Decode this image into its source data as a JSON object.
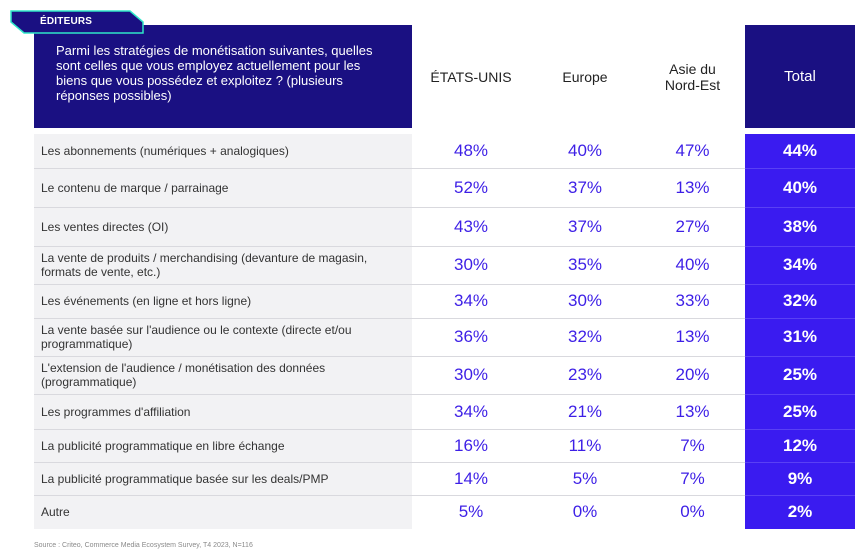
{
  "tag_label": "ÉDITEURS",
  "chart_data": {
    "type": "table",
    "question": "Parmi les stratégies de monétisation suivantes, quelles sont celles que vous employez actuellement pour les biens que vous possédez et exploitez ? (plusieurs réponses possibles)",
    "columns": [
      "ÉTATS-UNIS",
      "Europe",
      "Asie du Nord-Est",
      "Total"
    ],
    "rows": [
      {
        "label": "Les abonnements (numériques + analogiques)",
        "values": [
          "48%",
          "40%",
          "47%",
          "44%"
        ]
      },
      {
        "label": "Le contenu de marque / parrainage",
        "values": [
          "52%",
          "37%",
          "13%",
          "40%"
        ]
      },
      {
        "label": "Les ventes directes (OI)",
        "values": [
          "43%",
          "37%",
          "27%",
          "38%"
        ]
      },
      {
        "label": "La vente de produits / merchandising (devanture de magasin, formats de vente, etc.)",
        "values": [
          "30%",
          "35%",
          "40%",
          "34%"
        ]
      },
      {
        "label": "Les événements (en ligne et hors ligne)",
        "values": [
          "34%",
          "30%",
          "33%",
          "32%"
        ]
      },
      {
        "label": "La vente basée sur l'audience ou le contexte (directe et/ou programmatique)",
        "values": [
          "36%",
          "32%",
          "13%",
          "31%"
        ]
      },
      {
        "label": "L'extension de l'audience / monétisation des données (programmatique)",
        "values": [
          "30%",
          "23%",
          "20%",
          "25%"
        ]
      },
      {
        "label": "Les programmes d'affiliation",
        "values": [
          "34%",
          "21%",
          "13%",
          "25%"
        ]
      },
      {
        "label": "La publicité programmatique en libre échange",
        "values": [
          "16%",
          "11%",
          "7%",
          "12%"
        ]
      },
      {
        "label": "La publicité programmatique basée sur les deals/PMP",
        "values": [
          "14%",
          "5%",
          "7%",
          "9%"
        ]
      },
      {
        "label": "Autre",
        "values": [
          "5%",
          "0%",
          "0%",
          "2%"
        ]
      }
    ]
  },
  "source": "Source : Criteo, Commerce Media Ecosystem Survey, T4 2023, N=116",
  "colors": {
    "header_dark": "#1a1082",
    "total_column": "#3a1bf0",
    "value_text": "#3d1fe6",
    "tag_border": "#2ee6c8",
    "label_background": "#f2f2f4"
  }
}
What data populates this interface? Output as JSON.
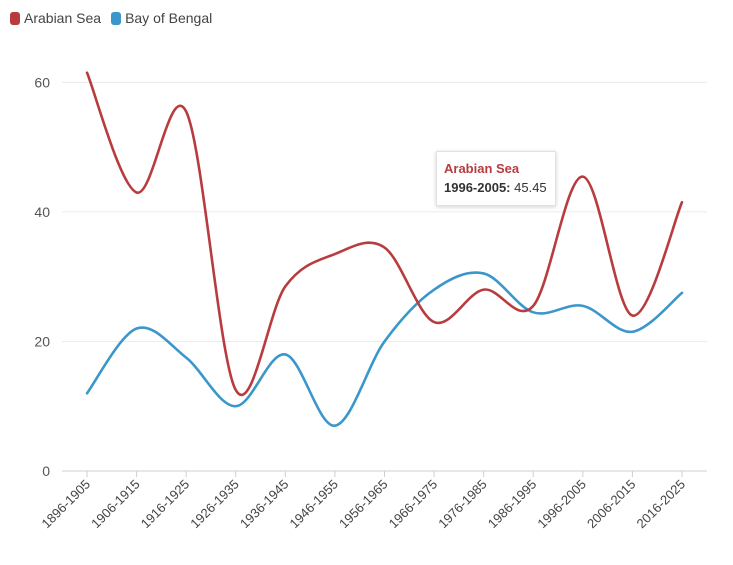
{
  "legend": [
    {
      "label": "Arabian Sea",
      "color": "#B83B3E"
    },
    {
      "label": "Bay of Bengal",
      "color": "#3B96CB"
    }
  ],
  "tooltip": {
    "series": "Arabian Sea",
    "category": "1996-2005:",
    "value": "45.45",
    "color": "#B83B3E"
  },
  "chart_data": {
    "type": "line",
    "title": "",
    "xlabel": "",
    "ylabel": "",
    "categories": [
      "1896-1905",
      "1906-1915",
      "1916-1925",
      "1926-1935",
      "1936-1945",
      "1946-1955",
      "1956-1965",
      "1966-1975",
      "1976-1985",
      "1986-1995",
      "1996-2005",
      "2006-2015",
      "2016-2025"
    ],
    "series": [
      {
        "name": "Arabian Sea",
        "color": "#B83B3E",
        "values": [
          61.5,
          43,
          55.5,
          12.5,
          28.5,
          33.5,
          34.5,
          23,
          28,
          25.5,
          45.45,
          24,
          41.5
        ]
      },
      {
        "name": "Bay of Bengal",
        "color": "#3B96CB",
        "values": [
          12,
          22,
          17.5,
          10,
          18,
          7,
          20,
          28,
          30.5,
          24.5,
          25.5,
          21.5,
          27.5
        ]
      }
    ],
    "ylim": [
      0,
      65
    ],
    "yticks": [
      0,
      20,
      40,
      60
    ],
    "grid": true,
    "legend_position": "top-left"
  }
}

→ Given task
From the data above, copy each line that holds "monétisation".

→ Task result
    "question": "Parmi les stratégies de monétisation suivantes, quelles sont celles que vous employez actuellement pour les biens que vous possédez et exploitez ? (plusieurs réponses possibles)",
        "label": "L'extension de l'audience / monétisation des données (programmatique)",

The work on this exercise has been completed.